Rewrite the records from their start through the line that contains "- bookmark-home[interactable]: Home: [630, 80, 706, 106]", inclusive, with "Delivery Address" replaced by "Shipping Address" and everything else unchanged.

A block of data
%%

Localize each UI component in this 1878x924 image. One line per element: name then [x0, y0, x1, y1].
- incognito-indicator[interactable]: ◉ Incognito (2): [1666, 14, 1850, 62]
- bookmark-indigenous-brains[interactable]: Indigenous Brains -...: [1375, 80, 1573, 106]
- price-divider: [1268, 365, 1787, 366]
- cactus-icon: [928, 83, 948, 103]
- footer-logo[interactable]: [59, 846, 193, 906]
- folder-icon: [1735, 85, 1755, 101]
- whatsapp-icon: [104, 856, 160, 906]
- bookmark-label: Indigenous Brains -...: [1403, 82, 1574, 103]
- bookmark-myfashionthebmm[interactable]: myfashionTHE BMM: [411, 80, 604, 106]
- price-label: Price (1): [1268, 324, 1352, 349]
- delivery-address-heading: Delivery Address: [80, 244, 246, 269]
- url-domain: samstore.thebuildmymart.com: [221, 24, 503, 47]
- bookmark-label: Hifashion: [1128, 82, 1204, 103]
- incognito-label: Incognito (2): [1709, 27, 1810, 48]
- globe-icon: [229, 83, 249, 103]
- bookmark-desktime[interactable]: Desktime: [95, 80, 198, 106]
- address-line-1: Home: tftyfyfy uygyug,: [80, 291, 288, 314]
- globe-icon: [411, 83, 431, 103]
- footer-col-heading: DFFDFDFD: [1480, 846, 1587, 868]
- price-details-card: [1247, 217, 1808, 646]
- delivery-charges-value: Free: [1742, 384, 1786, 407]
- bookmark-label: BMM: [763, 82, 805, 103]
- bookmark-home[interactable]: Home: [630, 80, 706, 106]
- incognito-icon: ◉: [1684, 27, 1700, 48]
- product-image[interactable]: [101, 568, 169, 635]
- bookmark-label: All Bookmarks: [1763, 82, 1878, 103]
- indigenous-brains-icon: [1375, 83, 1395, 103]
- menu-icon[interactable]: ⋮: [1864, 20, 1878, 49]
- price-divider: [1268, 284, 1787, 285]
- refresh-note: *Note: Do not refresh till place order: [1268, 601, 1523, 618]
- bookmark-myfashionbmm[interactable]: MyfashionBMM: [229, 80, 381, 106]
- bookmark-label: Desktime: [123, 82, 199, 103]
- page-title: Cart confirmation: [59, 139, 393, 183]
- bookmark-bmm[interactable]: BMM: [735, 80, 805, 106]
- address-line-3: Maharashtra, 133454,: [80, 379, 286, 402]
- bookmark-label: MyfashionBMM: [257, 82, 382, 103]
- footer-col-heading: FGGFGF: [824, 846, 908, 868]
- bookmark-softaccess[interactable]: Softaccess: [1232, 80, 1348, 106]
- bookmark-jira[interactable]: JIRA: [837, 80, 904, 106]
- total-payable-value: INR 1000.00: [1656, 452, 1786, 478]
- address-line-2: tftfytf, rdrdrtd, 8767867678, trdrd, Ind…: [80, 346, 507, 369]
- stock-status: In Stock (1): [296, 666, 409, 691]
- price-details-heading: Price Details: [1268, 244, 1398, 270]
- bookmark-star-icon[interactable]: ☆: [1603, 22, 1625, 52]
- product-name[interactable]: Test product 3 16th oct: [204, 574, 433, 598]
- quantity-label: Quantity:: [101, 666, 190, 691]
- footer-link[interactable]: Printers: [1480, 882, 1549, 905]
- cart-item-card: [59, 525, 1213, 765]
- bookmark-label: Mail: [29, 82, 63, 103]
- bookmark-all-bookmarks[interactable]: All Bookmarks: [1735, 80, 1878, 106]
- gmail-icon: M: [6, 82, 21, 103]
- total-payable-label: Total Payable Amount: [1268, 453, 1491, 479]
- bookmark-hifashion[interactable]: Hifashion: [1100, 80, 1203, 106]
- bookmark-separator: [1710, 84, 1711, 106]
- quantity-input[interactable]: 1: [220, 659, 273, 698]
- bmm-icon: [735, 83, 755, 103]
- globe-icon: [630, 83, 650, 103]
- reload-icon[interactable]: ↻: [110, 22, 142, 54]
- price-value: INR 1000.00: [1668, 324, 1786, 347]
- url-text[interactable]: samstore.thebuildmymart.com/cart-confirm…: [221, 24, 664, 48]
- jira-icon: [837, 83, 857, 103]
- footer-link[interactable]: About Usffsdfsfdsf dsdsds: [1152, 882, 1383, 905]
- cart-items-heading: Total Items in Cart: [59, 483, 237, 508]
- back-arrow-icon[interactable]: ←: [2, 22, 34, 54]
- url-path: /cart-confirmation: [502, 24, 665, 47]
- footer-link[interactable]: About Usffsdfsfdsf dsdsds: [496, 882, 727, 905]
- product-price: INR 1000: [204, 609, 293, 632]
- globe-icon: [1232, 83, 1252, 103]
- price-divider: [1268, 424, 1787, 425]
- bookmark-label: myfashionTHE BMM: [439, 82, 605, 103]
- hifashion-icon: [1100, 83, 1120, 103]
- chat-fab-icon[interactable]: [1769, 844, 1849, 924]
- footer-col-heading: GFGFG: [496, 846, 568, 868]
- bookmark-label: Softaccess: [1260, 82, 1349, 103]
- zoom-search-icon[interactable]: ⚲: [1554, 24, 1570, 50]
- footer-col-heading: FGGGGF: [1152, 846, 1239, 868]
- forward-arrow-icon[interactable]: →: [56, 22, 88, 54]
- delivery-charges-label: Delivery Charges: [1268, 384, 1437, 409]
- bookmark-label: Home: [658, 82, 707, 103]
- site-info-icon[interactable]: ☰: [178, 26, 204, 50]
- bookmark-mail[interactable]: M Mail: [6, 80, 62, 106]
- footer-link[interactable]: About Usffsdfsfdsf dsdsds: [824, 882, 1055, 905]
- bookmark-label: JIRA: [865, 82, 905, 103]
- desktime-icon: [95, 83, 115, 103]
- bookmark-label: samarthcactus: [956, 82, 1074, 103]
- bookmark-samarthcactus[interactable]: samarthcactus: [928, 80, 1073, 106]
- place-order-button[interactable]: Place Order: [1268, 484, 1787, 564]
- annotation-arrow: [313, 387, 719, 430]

%%

→ **Answer in full**
Localize each UI component in this 1878x924 image. One line per element: name then [x0, y0, x1, y1].
- incognito-indicator[interactable]: ◉ Incognito (2): [1666, 14, 1850, 62]
- bookmark-indigenous-brains[interactable]: Indigenous Brains -...: [1375, 80, 1573, 106]
- price-divider: [1268, 365, 1787, 366]
- cactus-icon: [928, 83, 948, 103]
- footer-logo[interactable]: [59, 846, 193, 906]
- folder-icon: [1735, 85, 1755, 101]
- whatsapp-icon: [104, 856, 160, 906]
- bookmark-label: Indigenous Brains -...: [1403, 82, 1574, 103]
- bookmark-myfashionthebmm[interactable]: myfashionTHE BMM: [411, 80, 604, 106]
- price-label: Price (1): [1268, 324, 1352, 349]
- delivery-address-heading: Shipping Address: [80, 244, 246, 269]
- url-domain: samstore.thebuildmymart.com: [221, 24, 503, 47]
- bookmark-label: Hifashion: [1128, 82, 1204, 103]
- incognito-label: Incognito (2): [1709, 27, 1810, 48]
- globe-icon: [229, 83, 249, 103]
- bookmark-desktime[interactable]: Desktime: [95, 80, 198, 106]
- address-line-1: Home: tftyfyfy uygyug,: [80, 291, 288, 314]
- globe-icon: [411, 83, 431, 103]
- footer-col-heading: DFFDFDFD: [1480, 846, 1587, 868]
- price-details-card: [1247, 217, 1808, 646]
- delivery-charges-value: Free: [1742, 384, 1786, 407]
- bookmark-label: BMM: [763, 82, 805, 103]
- bookmark-home[interactable]: Home: [630, 80, 706, 106]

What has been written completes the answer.